:: WHAT YOU SHOULD DO ::
Set the following entries down again exactly, line by line.

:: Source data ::
++++++
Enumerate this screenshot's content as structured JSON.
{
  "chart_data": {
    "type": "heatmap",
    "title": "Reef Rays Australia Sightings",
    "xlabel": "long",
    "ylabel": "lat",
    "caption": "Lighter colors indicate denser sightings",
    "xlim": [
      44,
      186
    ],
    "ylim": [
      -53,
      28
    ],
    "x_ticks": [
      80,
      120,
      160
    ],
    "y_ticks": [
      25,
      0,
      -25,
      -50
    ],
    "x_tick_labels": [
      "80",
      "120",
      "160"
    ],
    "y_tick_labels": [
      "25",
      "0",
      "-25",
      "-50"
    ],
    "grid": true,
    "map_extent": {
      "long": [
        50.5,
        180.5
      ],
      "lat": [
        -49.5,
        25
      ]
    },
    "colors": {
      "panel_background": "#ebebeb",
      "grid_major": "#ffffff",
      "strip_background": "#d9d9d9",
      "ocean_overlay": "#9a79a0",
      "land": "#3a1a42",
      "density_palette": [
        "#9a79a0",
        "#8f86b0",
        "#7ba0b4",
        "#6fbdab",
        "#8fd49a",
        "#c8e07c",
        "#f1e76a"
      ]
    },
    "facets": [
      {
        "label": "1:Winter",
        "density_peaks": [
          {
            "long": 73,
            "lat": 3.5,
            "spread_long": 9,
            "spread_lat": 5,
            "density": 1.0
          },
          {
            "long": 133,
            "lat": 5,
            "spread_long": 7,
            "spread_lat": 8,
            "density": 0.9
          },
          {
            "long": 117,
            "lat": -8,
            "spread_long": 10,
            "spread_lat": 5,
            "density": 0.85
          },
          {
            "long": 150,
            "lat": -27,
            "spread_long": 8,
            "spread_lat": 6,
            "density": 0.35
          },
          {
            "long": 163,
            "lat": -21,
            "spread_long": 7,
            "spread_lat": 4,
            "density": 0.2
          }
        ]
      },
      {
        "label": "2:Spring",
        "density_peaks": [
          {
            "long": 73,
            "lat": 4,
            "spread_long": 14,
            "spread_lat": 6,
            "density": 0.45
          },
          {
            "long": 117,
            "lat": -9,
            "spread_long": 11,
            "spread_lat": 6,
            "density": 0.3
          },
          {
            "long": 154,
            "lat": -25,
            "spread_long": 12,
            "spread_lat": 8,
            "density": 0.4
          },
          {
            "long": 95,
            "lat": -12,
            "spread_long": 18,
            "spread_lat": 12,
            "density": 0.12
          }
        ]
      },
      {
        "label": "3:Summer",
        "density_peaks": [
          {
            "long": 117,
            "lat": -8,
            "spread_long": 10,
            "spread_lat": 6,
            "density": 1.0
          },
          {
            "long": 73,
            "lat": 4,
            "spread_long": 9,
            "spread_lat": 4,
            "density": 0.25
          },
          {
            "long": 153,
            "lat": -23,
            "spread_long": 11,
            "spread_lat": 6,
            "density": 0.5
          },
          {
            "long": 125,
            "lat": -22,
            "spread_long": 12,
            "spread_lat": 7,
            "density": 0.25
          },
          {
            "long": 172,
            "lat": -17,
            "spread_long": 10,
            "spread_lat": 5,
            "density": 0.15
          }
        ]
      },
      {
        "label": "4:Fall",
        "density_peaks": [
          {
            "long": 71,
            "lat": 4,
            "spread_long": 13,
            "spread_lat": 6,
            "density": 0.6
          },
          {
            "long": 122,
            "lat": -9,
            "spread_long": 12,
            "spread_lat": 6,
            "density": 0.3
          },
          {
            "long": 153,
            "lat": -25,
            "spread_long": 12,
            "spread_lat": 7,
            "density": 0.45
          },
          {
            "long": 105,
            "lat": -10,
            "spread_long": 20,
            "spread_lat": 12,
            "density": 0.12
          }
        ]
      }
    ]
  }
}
++++++
:: RESULT OF THE EXERCISE ::
Enumerate this screenshot's content as structured JSON.
{
  "chart_data": {
    "type": "heatmap",
    "title": "Reef Rays Australia Sightings",
    "xlabel": "long",
    "ylabel": "lat",
    "caption": "Lighter colors indicate denser sightings",
    "xlim": [
      44,
      186
    ],
    "ylim": [
      -53,
      28
    ],
    "x_ticks": [
      80,
      120,
      160
    ],
    "y_ticks": [
      25,
      0,
      -25,
      -50
    ],
    "x_tick_labels": [
      "80",
      "120",
      "160"
    ],
    "y_tick_labels": [
      "25",
      "0",
      "-25",
      "-50"
    ],
    "grid": true,
    "map_extent": {
      "long": [
        50.5,
        180.5
      ],
      "lat": [
        -49.5,
        25
      ]
    },
    "colors": {
      "panel_background": "#ebebeb",
      "grid_major": "#ffffff",
      "strip_background": "#d9d9d9",
      "ocean_overlay": "#9a79a0",
      "land": "#3a1a42",
      "density_palette": [
        "#9a79a0",
        "#8f86b0",
        "#7ba0b4",
        "#6fbdab",
        "#8fd49a",
        "#c8e07c",
        "#f1e76a"
      ]
    },
    "facets": [
      {
        "label": "1:Winter",
        "density_peaks": [
          {
            "long": 73,
            "lat": 3.5,
            "spread_long": 9,
            "spread_lat": 5,
            "density": 1.0
          },
          {
            "long": 133,
            "lat": 5,
            "spread_long": 7,
            "spread_lat": 8,
            "density": 0.9
          },
          {
            "long": 117,
            "lat": -8,
            "spread_long": 10,
            "spread_lat": 5,
            "density": 0.85
          },
          {
            "long": 150,
            "lat": -27,
            "spread_long": 8,
            "spread_lat": 6,
            "density": 0.35
          },
          {
            "long": 163,
            "lat": -21,
            "spread_long": 7,
            "spread_lat": 4,
            "density": 0.2
          }
        ]
      },
      {
        "label": "2:Spring",
        "density_peaks": [
          {
            "long": 73,
            "lat": 4,
            "spread_long": 14,
            "spread_lat": 6,
            "density": 0.45
          },
          {
            "long": 117,
            "lat": -9,
            "spread_long": 11,
            "spread_lat": 6,
            "density": 0.3
          },
          {
            "long": 154,
            "lat": -25,
            "spread_long": 12,
            "spread_lat": 8,
            "density": 0.4
          },
          {
            "long": 95,
            "lat": -12,
            "spread_long": 18,
            "spread_lat": 12,
            "density": 0.12
          }
        ]
      },
      {
        "label": "3:Summer",
        "density_peaks": [
          {
            "long": 117,
            "lat": -8,
            "spread_long": 10,
            "spread_lat": 6,
            "density": 1.0
          },
          {
            "long": 73,
            "lat": 4,
            "spread_long": 9,
            "spread_lat": 4,
            "density": 0.25
          },
          {
            "long": 153,
            "lat": -23,
            "spread_long": 11,
            "spread_lat": 6,
            "density": 0.5
          },
          {
            "long": 125,
            "lat": -22,
            "spread_long": 12,
            "spread_lat": 7,
            "density": 0.25
          },
          {
            "long": 172,
            "lat": -17,
            "spread_long": 10,
            "spread_lat": 5,
            "density": 0.15
          }
        ]
      },
      {
        "label": "4:Fall",
        "density_peaks": [
          {
            "long": 71,
            "lat": 4,
            "spread_long": 13,
            "spread_lat": 6,
            "density": 0.6
          },
          {
            "long": 122,
            "lat": -9,
            "spread_long": 12,
            "spread_lat": 6,
            "density": 0.3
          },
          {
            "long": 153,
            "lat": -25,
            "spread_long": 12,
            "spread_lat": 7,
            "density": 0.45
          },
          {
            "long": 105,
            "lat": -10,
            "spread_long": 20,
            "spread_lat": 12,
            "density": 0.12
          }
        ]
      }
    ]
  }
}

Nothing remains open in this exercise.